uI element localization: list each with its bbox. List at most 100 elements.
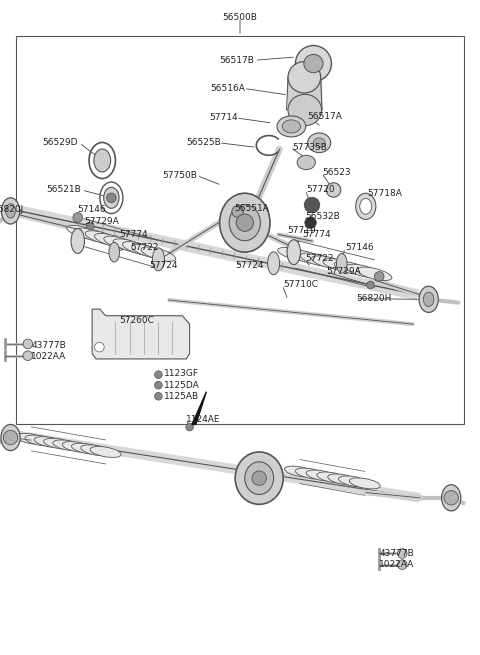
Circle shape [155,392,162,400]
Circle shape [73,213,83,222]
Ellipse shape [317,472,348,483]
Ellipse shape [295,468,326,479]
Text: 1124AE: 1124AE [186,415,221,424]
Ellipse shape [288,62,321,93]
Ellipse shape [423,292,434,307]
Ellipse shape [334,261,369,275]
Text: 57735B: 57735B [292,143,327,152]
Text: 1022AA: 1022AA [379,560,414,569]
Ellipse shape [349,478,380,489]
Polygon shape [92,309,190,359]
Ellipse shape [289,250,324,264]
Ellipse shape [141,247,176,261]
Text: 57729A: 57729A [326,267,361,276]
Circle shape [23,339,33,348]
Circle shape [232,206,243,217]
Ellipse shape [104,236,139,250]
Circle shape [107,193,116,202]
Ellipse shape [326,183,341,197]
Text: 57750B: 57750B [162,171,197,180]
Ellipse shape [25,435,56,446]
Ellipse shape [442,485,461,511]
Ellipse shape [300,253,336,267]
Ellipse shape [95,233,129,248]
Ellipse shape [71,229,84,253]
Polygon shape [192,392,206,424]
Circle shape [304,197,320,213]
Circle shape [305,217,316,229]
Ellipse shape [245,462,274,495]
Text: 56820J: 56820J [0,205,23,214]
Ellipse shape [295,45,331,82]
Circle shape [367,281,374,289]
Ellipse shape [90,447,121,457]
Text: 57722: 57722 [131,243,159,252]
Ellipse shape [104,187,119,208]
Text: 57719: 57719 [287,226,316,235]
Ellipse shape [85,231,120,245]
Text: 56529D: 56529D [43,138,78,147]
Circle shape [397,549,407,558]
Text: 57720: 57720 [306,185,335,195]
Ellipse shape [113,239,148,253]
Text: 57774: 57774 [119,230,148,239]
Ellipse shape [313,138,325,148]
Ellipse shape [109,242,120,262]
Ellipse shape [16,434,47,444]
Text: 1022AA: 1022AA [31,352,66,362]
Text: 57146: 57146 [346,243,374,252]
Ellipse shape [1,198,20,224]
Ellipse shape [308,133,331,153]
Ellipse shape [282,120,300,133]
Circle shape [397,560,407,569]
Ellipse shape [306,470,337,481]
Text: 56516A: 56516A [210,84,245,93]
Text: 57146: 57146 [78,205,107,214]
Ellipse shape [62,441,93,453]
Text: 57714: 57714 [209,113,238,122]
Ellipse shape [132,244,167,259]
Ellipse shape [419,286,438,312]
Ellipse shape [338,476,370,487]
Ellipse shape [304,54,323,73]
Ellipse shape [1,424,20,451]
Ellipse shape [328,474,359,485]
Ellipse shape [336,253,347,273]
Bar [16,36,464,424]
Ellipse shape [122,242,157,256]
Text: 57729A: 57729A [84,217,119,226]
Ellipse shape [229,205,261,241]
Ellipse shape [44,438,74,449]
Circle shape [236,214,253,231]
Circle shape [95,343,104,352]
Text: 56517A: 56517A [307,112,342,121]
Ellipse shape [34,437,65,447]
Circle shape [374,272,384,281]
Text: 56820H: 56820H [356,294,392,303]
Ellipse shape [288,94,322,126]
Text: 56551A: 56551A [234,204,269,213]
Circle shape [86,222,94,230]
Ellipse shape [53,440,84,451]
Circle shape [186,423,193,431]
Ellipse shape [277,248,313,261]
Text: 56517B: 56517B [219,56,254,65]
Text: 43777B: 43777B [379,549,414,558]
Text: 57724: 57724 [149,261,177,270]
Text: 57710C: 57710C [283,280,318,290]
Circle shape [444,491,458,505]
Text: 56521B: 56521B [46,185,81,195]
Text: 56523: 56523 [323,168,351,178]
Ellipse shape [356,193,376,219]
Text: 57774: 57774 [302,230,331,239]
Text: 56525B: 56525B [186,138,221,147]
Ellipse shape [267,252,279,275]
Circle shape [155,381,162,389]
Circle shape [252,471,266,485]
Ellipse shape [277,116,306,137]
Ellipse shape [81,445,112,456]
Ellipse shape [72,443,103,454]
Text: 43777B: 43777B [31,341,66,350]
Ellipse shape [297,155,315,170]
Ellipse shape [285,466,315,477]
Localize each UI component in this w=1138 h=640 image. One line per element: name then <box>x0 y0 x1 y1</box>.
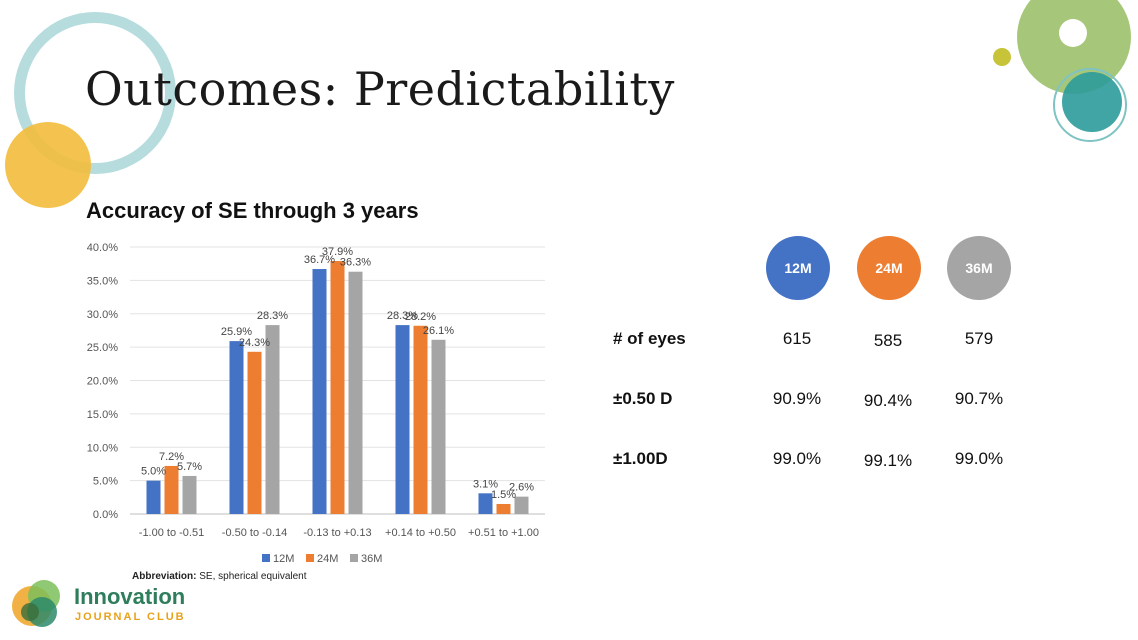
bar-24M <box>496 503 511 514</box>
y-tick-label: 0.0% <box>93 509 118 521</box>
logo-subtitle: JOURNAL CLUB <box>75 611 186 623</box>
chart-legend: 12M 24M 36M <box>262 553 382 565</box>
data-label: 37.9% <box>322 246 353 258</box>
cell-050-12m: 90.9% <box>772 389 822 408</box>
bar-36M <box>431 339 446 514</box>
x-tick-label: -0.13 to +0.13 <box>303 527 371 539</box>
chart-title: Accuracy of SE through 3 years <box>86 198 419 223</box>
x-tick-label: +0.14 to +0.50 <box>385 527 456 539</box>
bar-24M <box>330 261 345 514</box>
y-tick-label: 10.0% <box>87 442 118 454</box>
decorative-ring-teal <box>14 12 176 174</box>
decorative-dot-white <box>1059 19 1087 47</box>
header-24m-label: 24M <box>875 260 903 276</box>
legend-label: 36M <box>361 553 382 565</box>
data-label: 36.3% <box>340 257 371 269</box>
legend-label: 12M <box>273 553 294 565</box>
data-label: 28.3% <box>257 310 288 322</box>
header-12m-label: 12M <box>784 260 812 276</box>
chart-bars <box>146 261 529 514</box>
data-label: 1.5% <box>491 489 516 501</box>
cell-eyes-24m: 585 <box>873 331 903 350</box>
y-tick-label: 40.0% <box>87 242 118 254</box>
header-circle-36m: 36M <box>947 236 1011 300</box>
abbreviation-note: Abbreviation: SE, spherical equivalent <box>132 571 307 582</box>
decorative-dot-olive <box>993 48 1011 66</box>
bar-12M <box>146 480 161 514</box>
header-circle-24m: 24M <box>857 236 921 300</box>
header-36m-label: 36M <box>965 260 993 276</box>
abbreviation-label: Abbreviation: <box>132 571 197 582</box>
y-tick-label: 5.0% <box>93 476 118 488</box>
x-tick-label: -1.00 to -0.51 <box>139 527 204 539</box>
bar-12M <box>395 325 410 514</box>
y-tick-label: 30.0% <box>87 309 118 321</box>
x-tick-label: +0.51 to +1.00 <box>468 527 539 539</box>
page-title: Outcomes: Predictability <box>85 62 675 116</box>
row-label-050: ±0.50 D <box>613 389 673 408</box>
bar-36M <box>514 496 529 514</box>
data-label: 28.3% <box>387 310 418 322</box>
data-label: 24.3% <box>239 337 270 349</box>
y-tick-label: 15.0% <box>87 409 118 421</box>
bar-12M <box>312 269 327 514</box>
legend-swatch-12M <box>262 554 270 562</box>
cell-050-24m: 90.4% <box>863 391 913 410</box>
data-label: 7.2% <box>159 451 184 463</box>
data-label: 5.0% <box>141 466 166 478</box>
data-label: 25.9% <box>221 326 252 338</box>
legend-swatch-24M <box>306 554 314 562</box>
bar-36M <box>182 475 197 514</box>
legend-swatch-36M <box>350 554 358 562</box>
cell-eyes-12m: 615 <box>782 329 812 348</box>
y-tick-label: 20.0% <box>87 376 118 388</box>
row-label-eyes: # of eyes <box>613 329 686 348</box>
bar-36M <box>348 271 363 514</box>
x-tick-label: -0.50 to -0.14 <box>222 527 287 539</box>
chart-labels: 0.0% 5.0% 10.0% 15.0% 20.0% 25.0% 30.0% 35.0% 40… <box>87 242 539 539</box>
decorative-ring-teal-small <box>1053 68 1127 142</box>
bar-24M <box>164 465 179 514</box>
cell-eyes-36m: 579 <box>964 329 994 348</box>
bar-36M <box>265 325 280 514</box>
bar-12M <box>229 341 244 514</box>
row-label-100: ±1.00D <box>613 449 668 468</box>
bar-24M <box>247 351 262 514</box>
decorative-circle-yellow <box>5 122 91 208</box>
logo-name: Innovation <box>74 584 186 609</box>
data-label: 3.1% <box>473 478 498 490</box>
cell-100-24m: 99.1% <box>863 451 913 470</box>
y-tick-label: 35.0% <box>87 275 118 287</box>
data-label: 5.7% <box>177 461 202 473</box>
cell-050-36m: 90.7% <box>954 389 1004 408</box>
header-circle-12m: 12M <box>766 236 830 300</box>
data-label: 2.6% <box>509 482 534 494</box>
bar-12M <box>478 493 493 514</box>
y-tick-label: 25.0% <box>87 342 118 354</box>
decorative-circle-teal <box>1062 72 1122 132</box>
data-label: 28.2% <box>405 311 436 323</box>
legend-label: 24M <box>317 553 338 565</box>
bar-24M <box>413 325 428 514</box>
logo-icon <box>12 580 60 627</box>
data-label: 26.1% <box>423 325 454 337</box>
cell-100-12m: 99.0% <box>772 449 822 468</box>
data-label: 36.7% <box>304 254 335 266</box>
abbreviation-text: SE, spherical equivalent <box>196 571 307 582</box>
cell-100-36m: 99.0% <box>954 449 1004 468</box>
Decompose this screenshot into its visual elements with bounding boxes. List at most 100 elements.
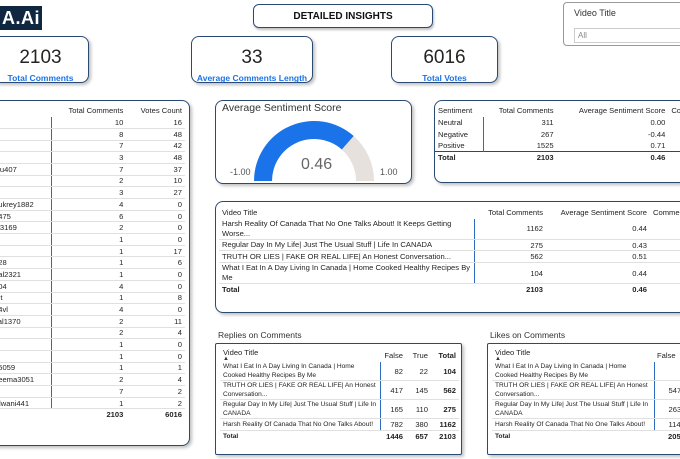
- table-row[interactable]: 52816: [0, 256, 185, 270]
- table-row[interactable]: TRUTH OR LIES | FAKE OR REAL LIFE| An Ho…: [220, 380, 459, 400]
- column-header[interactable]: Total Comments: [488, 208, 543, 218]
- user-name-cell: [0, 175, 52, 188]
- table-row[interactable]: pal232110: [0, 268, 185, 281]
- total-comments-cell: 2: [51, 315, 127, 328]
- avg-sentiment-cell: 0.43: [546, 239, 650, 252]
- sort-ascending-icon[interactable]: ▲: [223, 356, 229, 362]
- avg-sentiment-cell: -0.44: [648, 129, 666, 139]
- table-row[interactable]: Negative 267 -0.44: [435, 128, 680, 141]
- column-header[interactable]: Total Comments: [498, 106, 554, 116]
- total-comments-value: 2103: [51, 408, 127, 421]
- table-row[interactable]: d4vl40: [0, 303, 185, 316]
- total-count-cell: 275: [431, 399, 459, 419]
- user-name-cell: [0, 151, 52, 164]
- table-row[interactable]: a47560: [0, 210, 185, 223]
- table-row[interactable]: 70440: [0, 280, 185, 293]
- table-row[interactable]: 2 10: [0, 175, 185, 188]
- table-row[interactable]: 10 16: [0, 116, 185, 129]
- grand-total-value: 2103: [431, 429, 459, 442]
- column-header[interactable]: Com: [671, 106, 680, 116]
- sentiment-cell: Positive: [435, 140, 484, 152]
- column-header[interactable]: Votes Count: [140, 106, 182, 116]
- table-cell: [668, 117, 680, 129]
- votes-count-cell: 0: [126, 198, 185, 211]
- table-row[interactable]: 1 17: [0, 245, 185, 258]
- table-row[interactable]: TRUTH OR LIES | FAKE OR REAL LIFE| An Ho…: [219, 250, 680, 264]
== == ==
Transcribe the lines of the records starting at the line that contains "Circle shape [155,392,162,400]" and ending at the line that contains "Ellipse shape [442,485,461,511]", including both of those lines.

§ **Final result**
Circle shape [155,392,162,400]
Circle shape [73,213,83,222]
Ellipse shape [317,472,348,483]
Ellipse shape [295,468,326,479]
Text: 1124AE: 1124AE [186,415,221,424]
Ellipse shape [288,62,321,93]
Ellipse shape [423,292,434,307]
Ellipse shape [334,261,369,275]
Text: 57735B: 57735B [292,143,327,152]
Text: 1022AA: 1022AA [379,560,414,569]
Ellipse shape [349,478,380,489]
Polygon shape [92,309,190,359]
Ellipse shape [289,250,324,264]
Ellipse shape [141,247,176,261]
Text: 57729A: 57729A [326,267,361,276]
Circle shape [23,339,33,348]
Circle shape [232,206,243,217]
Ellipse shape [104,236,139,250]
Circle shape [107,193,116,202]
Ellipse shape [326,183,341,197]
Text: 57750B: 57750B [162,171,197,180]
Ellipse shape [25,435,56,446]
Ellipse shape [442,485,461,511]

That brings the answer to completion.